**Data records**:
(begin)

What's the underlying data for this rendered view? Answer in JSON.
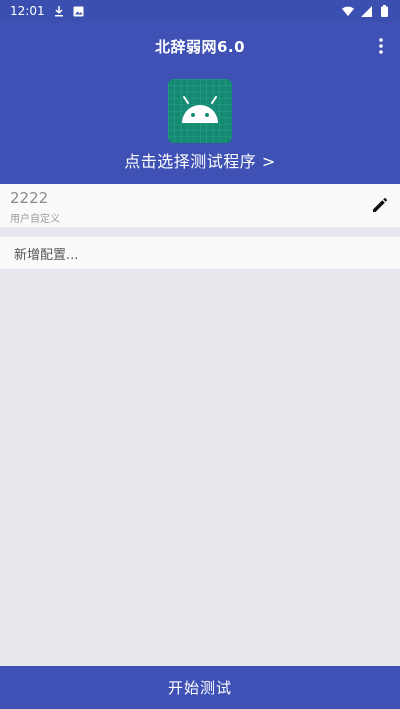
{
  "status_bar": {
    "time": "12:01",
    "icons": [
      "download-icon",
      "photo-icon",
      "wifi-icon",
      "signal-icon",
      "battery-icon"
    ]
  },
  "header": {
    "title": "北辞弱网6.0",
    "select_program": "点击选择测试程序 >",
    "app_icon": "android-icon"
  },
  "config": {
    "name": "2222",
    "subtitle": "用户自定义"
  },
  "new_config": {
    "label": "新增配置..."
  },
  "footer": {
    "start_label": "开始测试"
  },
  "colors": {
    "primary": "#3f51b5",
    "status_bar": "#3b4fb0",
    "icon_bg": "#148a72",
    "background": "#e8e9ee"
  }
}
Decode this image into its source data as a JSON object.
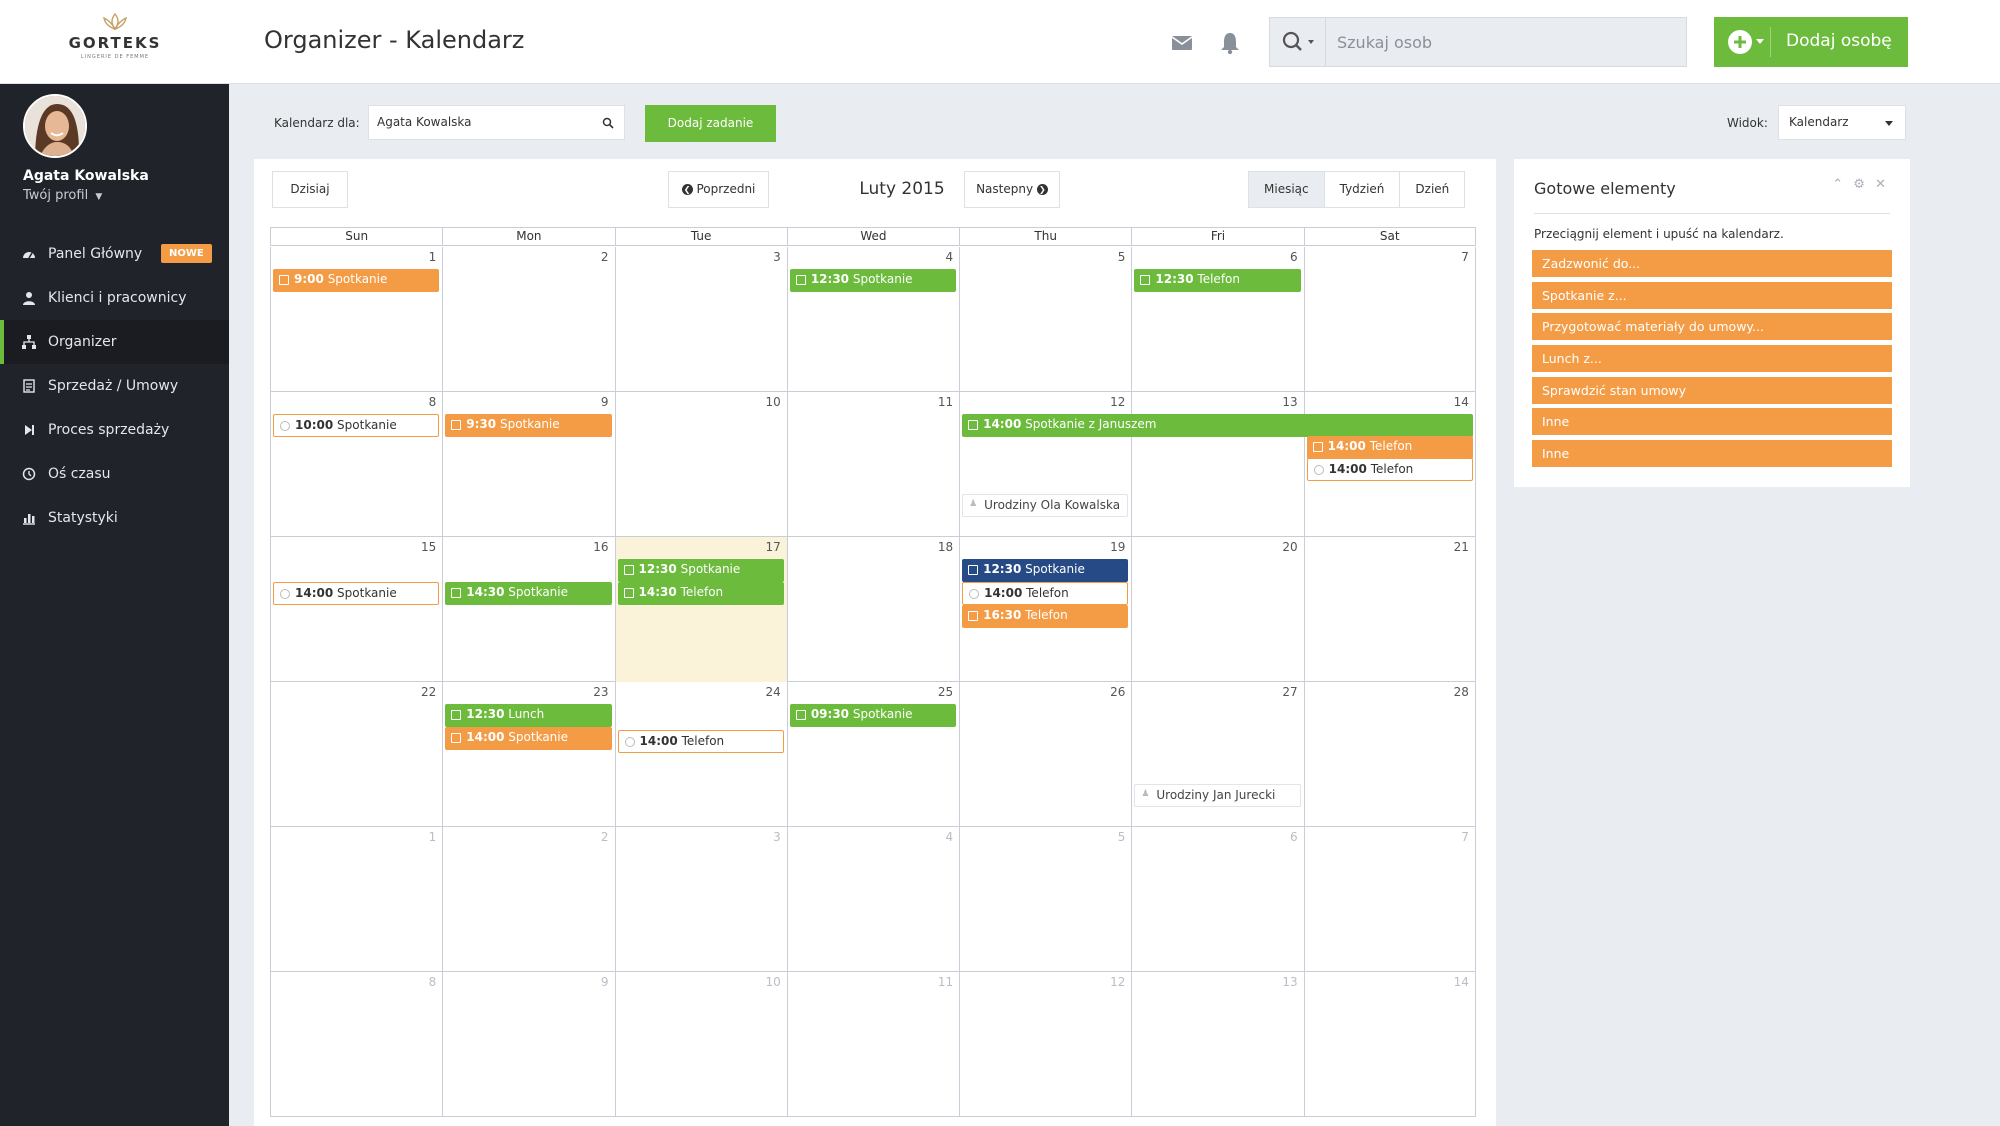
{
  "brand": {
    "name": "GORTEKS",
    "tagline": "LINGERIE DE FEMME"
  },
  "header": {
    "title": "Organizer - Kalendarz",
    "search_placeholder": "Szukaj osob",
    "add_person_label": "Dodaj osobę"
  },
  "user": {
    "name": "Agata Kowalska",
    "profile_link": "Twój profil"
  },
  "sidebar": {
    "items": [
      {
        "label": "Panel Główny",
        "icon": "dashboard-icon",
        "badge": "NOWE"
      },
      {
        "label": "Klienci i pracownicy",
        "icon": "user-icon"
      },
      {
        "label": "Organizer",
        "icon": "sitemap-icon",
        "active": true
      },
      {
        "label": "Sprzedaż / Umowy",
        "icon": "document-icon"
      },
      {
        "label": "Proces sprzedaży",
        "icon": "step-icon"
      },
      {
        "label": "Oś czasu",
        "icon": "history-icon"
      },
      {
        "label": "Statystyki",
        "icon": "chart-icon"
      }
    ]
  },
  "toolbar": {
    "calendar_for_label": "Kalendarz dla:",
    "calendar_for_value": "Agata Kowalska",
    "add_task_label": "Dodaj zadanie",
    "view_label": "Widok:",
    "view_value": "Kalendarz"
  },
  "calendar": {
    "today_label": "Dzisiaj",
    "prev_label": "Poprzedni",
    "next_label": "Nastepny",
    "month_label": "Luty 2015",
    "view_tabs": [
      "Miesiąc",
      "Tydzień",
      "Dzień"
    ],
    "active_view": "Miesiąc",
    "weekdays": [
      "Sun",
      "Mon",
      "Tue",
      "Wed",
      "Thu",
      "Fri",
      "Sat"
    ],
    "weeks": [
      [
        1,
        2,
        3,
        4,
        5,
        6,
        7
      ],
      [
        8,
        9,
        10,
        11,
        12,
        13,
        14
      ],
      [
        15,
        16,
        17,
        18,
        19,
        20,
        21
      ],
      [
        22,
        23,
        24,
        25,
        26,
        27,
        28
      ],
      [
        1,
        2,
        3,
        4,
        5,
        6,
        7
      ],
      [
        8,
        9,
        10,
        11,
        12,
        13,
        14
      ]
    ],
    "today_date": 17,
    "events": [
      {
        "week": 0,
        "day": 0,
        "span": 1,
        "slot": 0,
        "time": "9:00",
        "title": "Spotkanie",
        "style": "orange"
      },
      {
        "week": 0,
        "day": 3,
        "span": 1,
        "slot": 0,
        "time": "12:30",
        "title": "Spotkanie",
        "style": "green"
      },
      {
        "week": 0,
        "day": 5,
        "span": 1,
        "slot": 0,
        "time": "12:30",
        "title": "Telefon",
        "style": "green"
      },
      {
        "week": 1,
        "day": 0,
        "span": 1,
        "slot": 0,
        "time": "10:00",
        "title": "Spotkanie",
        "style": "outline"
      },
      {
        "week": 1,
        "day": 1,
        "span": 1,
        "slot": 0,
        "time": "9:30",
        "title": "Spotkanie",
        "style": "orange"
      },
      {
        "week": 1,
        "day": 4,
        "span": 3,
        "slot": 0,
        "time": "14:00",
        "title": "Spotkanie z Januszem",
        "style": "green"
      },
      {
        "week": 1,
        "day": 6,
        "span": 1,
        "slot": 1,
        "time": "14:00",
        "title": "Telefon",
        "style": "orange"
      },
      {
        "week": 1,
        "day": 6,
        "span": 1,
        "slot": 2,
        "time": "14:00",
        "title": "Telefon",
        "style": "outline"
      },
      {
        "week": 1,
        "day": 4,
        "span": 1,
        "slot": 3,
        "time": "",
        "title": "Urodziny Ola Kowalska",
        "style": "plain"
      },
      {
        "week": 2,
        "day": 0,
        "span": 1,
        "slot": 1,
        "time": "14:00",
        "title": "Spotkanie",
        "style": "outline"
      },
      {
        "week": 2,
        "day": 1,
        "span": 1,
        "slot": 1,
        "time": "14:30",
        "title": "Spotkanie",
        "style": "green"
      },
      {
        "week": 2,
        "day": 2,
        "span": 1,
        "slot": 0,
        "time": "12:30",
        "title": "Spotkanie",
        "style": "green"
      },
      {
        "week": 2,
        "day": 2,
        "span": 1,
        "slot": 1,
        "time": "14:30",
        "title": "Telefon",
        "style": "green"
      },
      {
        "week": 2,
        "day": 4,
        "span": 1,
        "slot": 0,
        "time": "12:30",
        "title": "Spotkanie",
        "style": "navy"
      },
      {
        "week": 2,
        "day": 4,
        "span": 1,
        "slot": 1,
        "time": "14:00",
        "title": "Telefon",
        "style": "outline"
      },
      {
        "week": 2,
        "day": 4,
        "span": 1,
        "slot": 2,
        "time": "16:30",
        "title": "Telefon",
        "style": "orange"
      },
      {
        "week": 3,
        "day": 1,
        "span": 1,
        "slot": 0,
        "time": "12:30",
        "title": "Lunch",
        "style": "green"
      },
      {
        "week": 3,
        "day": 1,
        "span": 1,
        "slot": 1,
        "time": "14:00",
        "title": "Spotkanie",
        "style": "orange"
      },
      {
        "week": 3,
        "day": 3,
        "span": 1,
        "slot": 0,
        "time": "09:30",
        "title": "Spotkanie",
        "style": "green"
      },
      {
        "week": 3,
        "day": 2,
        "span": 1,
        "slot": 1,
        "time": "14:00",
        "title": "Telefon",
        "style": "outline"
      },
      {
        "week": 3,
        "day": 5,
        "span": 1,
        "slot": 3,
        "time": "",
        "title": "Urodziny Jan Jurecki",
        "style": "plain"
      }
    ]
  },
  "ready_panel": {
    "title": "Gotowe elementy",
    "hint": "Przeciągnij element i upuść na kalendarz.",
    "items": [
      "Zadzwonić do...",
      "Spotkanie z...",
      "Przygotować materiały do umowy...",
      "Lunch z...",
      "Sprawdzić stan umowy",
      "Inne",
      "Inne"
    ]
  },
  "colors": {
    "green": "#6cbb3c",
    "orange": "#f39c45",
    "navy": "#264a86",
    "sidebar_bg": "#20232a",
    "today_bg": "#faf3d9"
  }
}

(end)

**Directions for this task**: Pull out all lines in the data above that include "Kowalska".

**Full answer**:
    "name": "Agata Kowalska",
    "calendar_for_value": "Agata Kowalska",
        "title": "Urodziny Ola Kowalska",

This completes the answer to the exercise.